--- Records supplied ---

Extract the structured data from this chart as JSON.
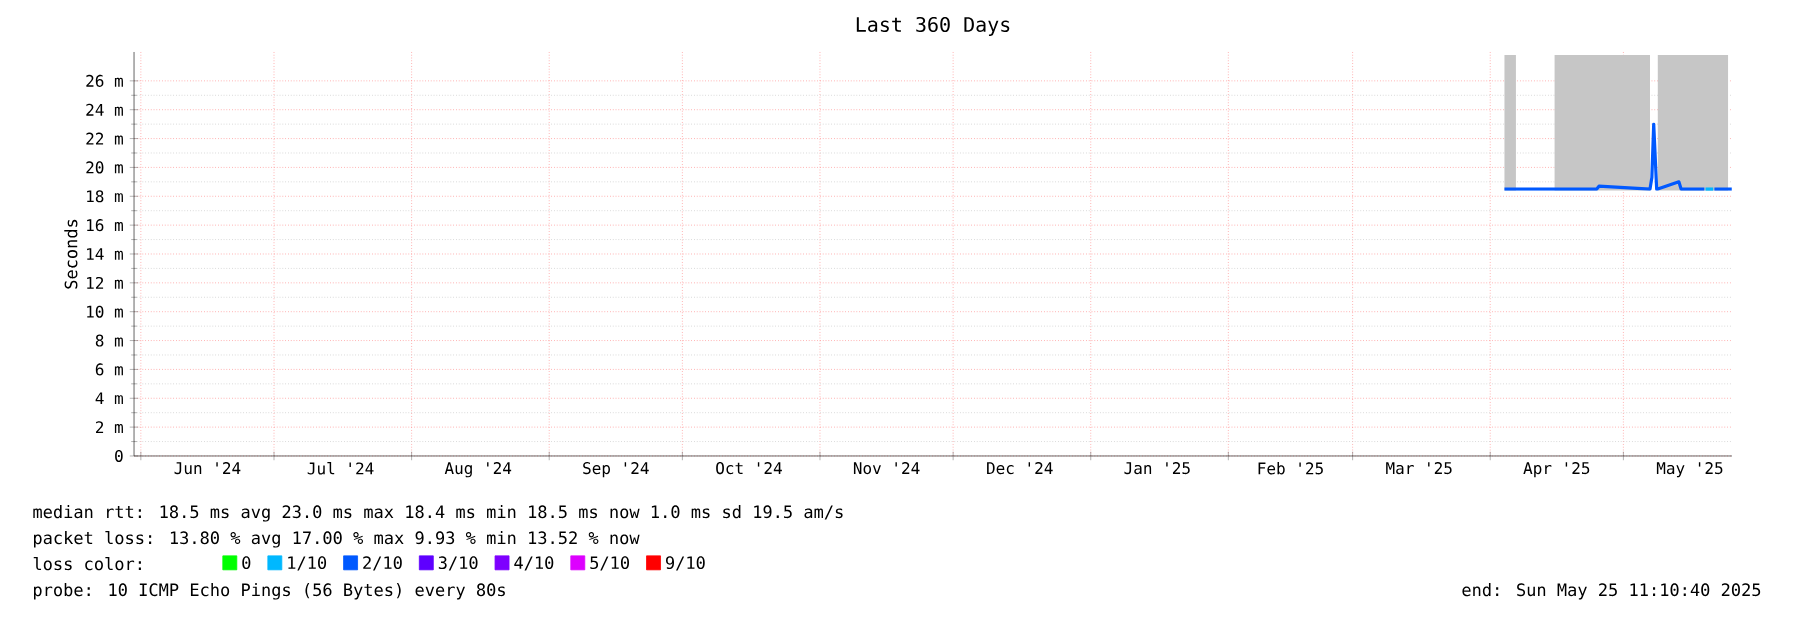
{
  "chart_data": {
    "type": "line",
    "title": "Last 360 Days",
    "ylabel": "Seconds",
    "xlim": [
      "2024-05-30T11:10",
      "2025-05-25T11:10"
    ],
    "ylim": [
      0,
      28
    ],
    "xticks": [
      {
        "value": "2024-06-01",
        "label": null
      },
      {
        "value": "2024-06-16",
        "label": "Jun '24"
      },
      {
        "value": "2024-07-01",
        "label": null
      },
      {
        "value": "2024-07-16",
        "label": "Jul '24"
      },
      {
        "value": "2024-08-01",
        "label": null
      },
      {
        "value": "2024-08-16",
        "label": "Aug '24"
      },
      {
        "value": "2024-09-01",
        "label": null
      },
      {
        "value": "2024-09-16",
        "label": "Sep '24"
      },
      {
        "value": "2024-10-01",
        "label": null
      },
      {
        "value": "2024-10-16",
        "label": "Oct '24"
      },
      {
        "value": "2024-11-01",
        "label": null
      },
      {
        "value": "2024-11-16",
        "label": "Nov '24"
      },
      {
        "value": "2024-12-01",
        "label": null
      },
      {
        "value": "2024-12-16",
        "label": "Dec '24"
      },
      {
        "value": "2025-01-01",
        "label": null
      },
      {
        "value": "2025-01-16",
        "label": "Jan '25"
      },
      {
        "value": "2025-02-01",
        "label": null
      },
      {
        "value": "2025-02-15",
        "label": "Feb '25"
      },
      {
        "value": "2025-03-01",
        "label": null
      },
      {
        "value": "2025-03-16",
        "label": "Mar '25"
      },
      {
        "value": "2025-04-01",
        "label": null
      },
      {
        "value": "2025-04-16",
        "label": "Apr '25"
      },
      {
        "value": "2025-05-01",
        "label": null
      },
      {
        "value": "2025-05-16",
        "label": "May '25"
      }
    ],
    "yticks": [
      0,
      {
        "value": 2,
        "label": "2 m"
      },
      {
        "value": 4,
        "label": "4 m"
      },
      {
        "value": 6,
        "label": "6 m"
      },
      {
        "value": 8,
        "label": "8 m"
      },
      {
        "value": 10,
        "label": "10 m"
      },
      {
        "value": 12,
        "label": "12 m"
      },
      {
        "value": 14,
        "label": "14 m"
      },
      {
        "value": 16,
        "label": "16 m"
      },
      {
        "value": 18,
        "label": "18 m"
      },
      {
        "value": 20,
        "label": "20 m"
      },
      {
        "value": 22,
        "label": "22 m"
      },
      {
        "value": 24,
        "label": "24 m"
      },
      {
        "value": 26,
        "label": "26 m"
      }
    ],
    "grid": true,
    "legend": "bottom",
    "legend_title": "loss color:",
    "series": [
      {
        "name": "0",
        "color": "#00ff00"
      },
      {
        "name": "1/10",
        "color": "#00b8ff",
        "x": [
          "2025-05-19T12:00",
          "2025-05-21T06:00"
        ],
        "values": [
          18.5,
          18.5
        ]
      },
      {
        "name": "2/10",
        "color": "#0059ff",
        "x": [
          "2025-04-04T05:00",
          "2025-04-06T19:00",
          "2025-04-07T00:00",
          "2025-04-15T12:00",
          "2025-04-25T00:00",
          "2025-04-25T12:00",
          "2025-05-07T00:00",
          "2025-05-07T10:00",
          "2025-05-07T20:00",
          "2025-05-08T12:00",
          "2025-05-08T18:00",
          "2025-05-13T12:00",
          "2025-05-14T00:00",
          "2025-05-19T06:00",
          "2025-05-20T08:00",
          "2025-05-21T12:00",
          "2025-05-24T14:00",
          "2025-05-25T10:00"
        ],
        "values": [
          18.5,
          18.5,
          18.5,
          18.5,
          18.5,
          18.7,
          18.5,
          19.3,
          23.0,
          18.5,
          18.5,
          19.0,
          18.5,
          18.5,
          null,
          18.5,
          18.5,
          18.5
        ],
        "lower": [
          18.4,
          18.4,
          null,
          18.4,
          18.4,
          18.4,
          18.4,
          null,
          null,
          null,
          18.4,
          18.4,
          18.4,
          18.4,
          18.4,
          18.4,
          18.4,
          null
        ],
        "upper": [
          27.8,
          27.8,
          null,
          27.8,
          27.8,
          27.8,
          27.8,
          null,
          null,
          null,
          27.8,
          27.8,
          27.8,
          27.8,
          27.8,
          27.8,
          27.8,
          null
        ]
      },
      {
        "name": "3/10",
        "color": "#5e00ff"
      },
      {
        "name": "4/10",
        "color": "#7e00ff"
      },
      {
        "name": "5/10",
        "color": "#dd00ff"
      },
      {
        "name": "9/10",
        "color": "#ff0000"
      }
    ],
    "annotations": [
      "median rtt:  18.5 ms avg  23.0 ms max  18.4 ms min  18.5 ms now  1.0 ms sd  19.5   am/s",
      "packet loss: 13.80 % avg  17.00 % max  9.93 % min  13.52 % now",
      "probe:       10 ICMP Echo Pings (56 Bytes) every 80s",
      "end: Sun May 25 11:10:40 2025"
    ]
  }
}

---
--- Records supplied ---

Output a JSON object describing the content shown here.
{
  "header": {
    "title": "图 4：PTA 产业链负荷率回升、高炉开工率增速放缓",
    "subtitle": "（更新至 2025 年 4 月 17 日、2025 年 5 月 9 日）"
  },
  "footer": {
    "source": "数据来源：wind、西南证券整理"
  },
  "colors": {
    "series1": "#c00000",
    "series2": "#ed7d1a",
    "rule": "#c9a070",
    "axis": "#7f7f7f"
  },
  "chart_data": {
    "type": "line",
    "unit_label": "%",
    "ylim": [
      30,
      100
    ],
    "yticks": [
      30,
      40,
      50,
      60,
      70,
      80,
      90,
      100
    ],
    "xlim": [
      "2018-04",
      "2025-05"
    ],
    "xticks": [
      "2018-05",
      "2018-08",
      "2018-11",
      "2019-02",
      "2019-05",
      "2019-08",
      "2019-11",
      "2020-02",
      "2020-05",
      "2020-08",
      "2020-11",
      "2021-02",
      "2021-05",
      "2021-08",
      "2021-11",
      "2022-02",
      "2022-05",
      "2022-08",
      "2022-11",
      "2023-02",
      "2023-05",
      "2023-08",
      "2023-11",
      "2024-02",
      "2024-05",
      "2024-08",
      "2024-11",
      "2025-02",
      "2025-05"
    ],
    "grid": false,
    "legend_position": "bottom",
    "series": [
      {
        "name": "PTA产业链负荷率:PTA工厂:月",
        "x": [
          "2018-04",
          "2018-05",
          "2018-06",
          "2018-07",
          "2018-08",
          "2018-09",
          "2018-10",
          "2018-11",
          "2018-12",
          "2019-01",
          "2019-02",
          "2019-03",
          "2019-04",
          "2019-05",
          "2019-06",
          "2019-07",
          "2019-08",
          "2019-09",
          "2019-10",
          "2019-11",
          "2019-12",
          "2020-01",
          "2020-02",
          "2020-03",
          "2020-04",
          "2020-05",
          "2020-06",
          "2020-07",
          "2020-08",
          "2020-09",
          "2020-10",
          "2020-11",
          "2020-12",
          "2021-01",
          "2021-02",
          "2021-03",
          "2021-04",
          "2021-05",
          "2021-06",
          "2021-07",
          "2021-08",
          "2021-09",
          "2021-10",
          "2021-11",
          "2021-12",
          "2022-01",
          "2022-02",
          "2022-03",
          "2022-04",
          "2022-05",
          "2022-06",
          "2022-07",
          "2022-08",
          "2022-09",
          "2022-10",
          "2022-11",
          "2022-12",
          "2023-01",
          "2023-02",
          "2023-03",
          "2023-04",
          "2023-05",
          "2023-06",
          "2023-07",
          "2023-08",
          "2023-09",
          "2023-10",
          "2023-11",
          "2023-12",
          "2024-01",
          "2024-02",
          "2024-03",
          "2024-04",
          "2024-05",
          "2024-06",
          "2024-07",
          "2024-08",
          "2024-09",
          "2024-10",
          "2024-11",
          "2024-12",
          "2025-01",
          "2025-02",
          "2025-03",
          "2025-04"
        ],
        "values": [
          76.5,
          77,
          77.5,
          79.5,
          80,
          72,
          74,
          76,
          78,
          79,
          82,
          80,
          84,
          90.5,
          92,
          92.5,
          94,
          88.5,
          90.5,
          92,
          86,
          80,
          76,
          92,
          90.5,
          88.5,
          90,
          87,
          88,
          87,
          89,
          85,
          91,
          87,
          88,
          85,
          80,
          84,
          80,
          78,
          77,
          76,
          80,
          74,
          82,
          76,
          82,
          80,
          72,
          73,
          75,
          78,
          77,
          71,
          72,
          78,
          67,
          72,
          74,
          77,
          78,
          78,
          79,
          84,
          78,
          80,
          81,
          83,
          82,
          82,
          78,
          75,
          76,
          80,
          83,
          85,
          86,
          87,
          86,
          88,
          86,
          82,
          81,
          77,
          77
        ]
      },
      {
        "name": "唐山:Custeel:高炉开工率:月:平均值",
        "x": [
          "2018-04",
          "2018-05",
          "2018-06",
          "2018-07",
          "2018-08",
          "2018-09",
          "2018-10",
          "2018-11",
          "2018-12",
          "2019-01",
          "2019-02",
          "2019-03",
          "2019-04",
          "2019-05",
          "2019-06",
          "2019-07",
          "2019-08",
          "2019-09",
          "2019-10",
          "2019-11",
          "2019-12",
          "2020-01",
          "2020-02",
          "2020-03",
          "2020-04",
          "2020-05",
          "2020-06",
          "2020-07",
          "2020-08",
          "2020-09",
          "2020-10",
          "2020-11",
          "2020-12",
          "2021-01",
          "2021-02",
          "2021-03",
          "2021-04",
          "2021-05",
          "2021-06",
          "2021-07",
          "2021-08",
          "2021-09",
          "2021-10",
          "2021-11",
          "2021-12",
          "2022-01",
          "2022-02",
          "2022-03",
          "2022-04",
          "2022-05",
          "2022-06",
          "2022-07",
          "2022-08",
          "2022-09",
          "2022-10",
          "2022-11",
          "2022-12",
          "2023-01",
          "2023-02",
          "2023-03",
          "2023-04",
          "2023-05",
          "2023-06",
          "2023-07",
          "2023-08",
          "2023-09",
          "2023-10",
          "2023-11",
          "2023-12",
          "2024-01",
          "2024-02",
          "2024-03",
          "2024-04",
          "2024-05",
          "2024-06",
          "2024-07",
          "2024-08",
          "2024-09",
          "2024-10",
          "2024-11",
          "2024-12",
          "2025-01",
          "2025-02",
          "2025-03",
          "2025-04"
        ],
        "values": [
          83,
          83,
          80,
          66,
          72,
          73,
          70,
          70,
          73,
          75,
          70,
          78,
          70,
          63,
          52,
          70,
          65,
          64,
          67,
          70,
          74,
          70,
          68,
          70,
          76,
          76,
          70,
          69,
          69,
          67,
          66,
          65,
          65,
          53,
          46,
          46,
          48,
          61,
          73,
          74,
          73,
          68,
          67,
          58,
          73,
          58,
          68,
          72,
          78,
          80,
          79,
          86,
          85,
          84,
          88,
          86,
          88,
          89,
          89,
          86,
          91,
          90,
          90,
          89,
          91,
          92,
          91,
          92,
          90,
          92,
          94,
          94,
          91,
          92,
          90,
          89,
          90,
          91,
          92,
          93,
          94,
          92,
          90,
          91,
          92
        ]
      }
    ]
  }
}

---

Requirement: Gather all lines where the word "JSON" appears.

Solution for this problem:
Extract the structured data from this chart as JSON.
Output a JSON object describing the content shown here.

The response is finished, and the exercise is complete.